● SELECTION:
Nominations are not the only hot potatoes that Donald Trump is tossing at Congress. There are plenty of others. Sens. Susan Collins (R-ME) and Thom Tillis (R-NC) are going to be the Democrats' top targets in 2026. Collins represents a blue state; Tillis is from a purple state. Although Trump carried North Carolina, Democrats were elected governor, lieutenant governor, attorney general, secretary of state, and superintendent of public instruction, so Democrats can definitely win statewide there. Both of the senators know that every vote they take on Trump's nominations could provide fodder for ads in 2026, so they will have to weigh their votes very carefully.
But other senators up in 2026, even those from deep-red states, will also have to think carefully before voting blindly for all of Trump's nominees and bills. For example, will Sen. Mike Rounds (R-SD) and Steve Daines (R-MT) vote for tariffs on Chinese products (assuming Trump doesn't try to bypass Congress)? Those tariffs will create retaliatory tariffs that will bankrupt many farmers in their states. Do Rounds and Daines want to have to defend their votes in 2026?

● EXCERPTED RECORDS:
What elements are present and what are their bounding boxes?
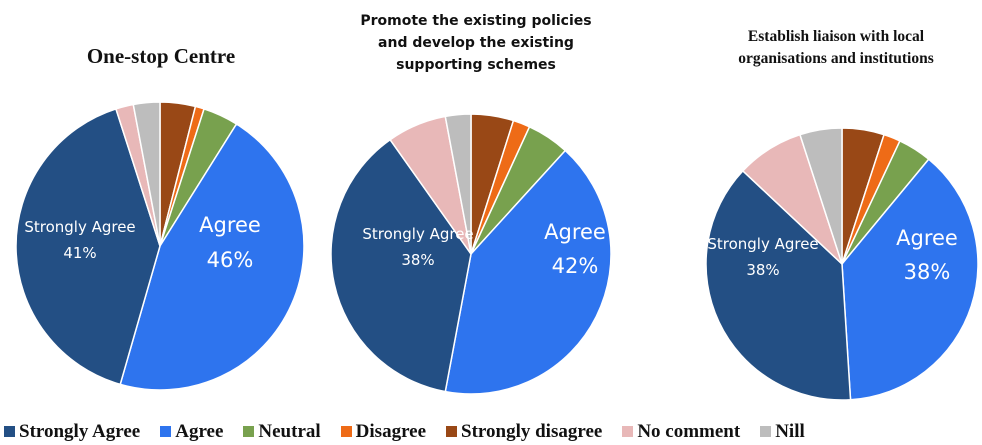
- legend-swatch: [4, 426, 15, 437]
- data-label-agree-name: Agree: [896, 226, 958, 250]
- pie-title-line: organisations and institutions: [738, 50, 934, 67]
- legend-swatch: [622, 426, 634, 437]
- legend-swatch: [160, 426, 172, 437]
- pie-title-line: Promote the existing policies: [360, 13, 592, 29]
- pie-slice-strongly-agree: [330, 138, 472, 393]
- data-label-agree-name: Agree: [544, 220, 606, 244]
- pie-slice-agree: [841, 158, 979, 401]
- data-label-strongly-agree-value: 41%: [63, 244, 96, 262]
- pie-slice-nill: [444, 113, 472, 255]
- data-label-strongly-agree-value: 38%: [746, 261, 779, 279]
- legend-label: Strongly disagree: [461, 420, 603, 442]
- legend-item-neutral: Neutral: [243, 420, 321, 443]
- pie-slice-nill: [799, 127, 843, 265]
- legend-item-strongly-agree: Strongly Agree: [4, 421, 140, 443]
- legend-item-strongly-disagree: Strongly disagree: [446, 421, 602, 443]
- data-label-strongly-agree-name: Strongly Agree: [362, 225, 473, 243]
- legend-label: Agree: [175, 420, 224, 442]
- pie-title-line: Establish liaison with local: [747, 28, 925, 45]
- pie-title-line: supporting schemes: [396, 57, 556, 73]
- data-label-agree-value: 38%: [904, 260, 951, 284]
- data-label-strongly-agree-value: 38%: [401, 251, 434, 269]
- pie-title-promote-policies: Promote the existing policies and develo…: [346, 10, 606, 76]
- legend-label: Nill: [775, 420, 805, 442]
- pie-slice-agree: [444, 149, 612, 395]
- legend-label: No comment: [637, 420, 741, 442]
- data-label-strongly-agree-name: Strongly Agree: [707, 235, 818, 253]
- pie-slice-agree: [119, 122, 305, 391]
- data-label-agree-value: 42%: [552, 254, 599, 278]
- pie-charts: Agree 46% Strongly Agree 41% Agree 42% Strongl…: [15, 101, 979, 401]
- legend-item-no-comment: No comment: [622, 421, 740, 443]
- legend: Strongly Agree Agree Neutral Disagree Strong…: [4, 418, 982, 445]
- legend-swatch: [760, 426, 772, 437]
- pie-title-establish-liaison: Establish liaison with local organisatio…: [686, 26, 982, 70]
- legend-item-disagree: Disagree: [340, 420, 427, 443]
- pie-slice-nill: [132, 101, 161, 247]
- data-label-agree-value: 46%: [207, 248, 254, 272]
- data-label-agree-name: Agree: [199, 213, 261, 237]
- pie-slice-strongly-agree: [705, 169, 852, 401]
- pie-title-one-stop-centre: One-stop Centre: [86, 44, 236, 68]
- pie-title-line: and develop the existing: [378, 35, 574, 51]
- legend-item-nill: Nill: [760, 421, 805, 443]
- legend-item-agree: Agree: [160, 421, 223, 443]
- legend-label: Strongly Agree: [19, 420, 141, 442]
- legend-swatch: [340, 426, 352, 437]
- legend-swatch: [446, 426, 458, 437]
- legend-swatch: [243, 426, 255, 437]
- legend-label: Neutral: [258, 420, 321, 442]
- data-label-strongly-agree-name: Strongly Agree: [24, 218, 135, 236]
- pie-slice-strongly-agree: [15, 107, 161, 386]
- legend-label: Disagree: [355, 420, 427, 442]
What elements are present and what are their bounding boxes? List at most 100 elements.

● YOUR TASKS:
(1) Reproduce everything in the commentary on Trump's nominees from "Nominations are not" down to "votes very carefully.".
(2) Rewrite everything in the records from the line containing "- legend-swatch: [4, 426, 15, 437]" down to the line containing "- pie-slice-agree: [841, 158, 979, 401]" as a numbered list, leaving out blank lines.

● WORKED SOLUTIONS:
(1)
Nominations are not the only hot potatoes that Donald Trump is tossing at Congress. There are plenty of others. Sens. Susan Collins (R-ME) and Thom Tillis (R-NC) are going to be the Democrats' top targets in 2026. Collins represents a blue state; Tillis is from a purple state. Although Trump carried North Carolina, Democrats were elected governor, lieutenant governor, attorney general, secretary of state, and superintendent of public instruction, so Democrats can definitely win statewide there. Both of the senators know that every vote they take on Trump's nominations could provide fodder for ads in 2026, so they will have to weigh their votes very carefully.

(2)
1. - legend-swatch: [4, 426, 15, 437]
2. - data-label-agree-name: Agree: [896, 226, 958, 250]
3. - pie-title-line: organisations and institutions: [738, 50, 934, 67]
4. - legend-swatch: [622, 426, 634, 437]
5. - legend-swatch: [160, 426, 172, 437]
6. - pie-title-line: Promote the existing policies: [360, 13, 592, 29]
7. - pie-slice-strongly-agree: [330, 138, 472, 393]
8. - data-label-agree-name: Agree: [544, 220, 606, 244]
9. - pie-slice-agree: [841, 158, 979, 401]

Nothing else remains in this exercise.